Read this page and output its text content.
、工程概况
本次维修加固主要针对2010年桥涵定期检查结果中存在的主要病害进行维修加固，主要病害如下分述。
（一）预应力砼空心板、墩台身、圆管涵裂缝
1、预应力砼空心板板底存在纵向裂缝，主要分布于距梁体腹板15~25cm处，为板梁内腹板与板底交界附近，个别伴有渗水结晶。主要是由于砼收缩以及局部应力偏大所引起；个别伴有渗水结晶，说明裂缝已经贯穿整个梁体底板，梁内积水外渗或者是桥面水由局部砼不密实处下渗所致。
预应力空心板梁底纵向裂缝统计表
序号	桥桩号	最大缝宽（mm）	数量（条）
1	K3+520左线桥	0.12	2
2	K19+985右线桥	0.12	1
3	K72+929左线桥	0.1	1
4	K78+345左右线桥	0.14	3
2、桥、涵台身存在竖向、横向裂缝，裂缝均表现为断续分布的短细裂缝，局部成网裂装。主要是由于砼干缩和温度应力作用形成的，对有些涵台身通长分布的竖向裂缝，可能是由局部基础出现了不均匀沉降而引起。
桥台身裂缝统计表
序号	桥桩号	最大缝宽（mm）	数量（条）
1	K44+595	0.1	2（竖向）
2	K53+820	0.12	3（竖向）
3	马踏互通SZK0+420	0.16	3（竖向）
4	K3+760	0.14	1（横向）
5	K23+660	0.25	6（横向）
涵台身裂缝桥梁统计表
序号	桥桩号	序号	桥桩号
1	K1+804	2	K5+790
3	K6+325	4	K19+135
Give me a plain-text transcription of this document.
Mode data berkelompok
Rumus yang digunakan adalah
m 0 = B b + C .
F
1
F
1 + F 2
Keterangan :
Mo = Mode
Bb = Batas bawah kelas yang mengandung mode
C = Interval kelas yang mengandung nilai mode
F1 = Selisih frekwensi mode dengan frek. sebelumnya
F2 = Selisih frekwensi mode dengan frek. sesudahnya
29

# TASK:
Pick out, from the lines above, every one that contains the string "frek".

# RESULT OF THE EXERCISE:
F1 = Selisih frekwensi mode dengan frek. sebelumnya
F2 = Selisih frekwensi mode dengan frek. sesudahnya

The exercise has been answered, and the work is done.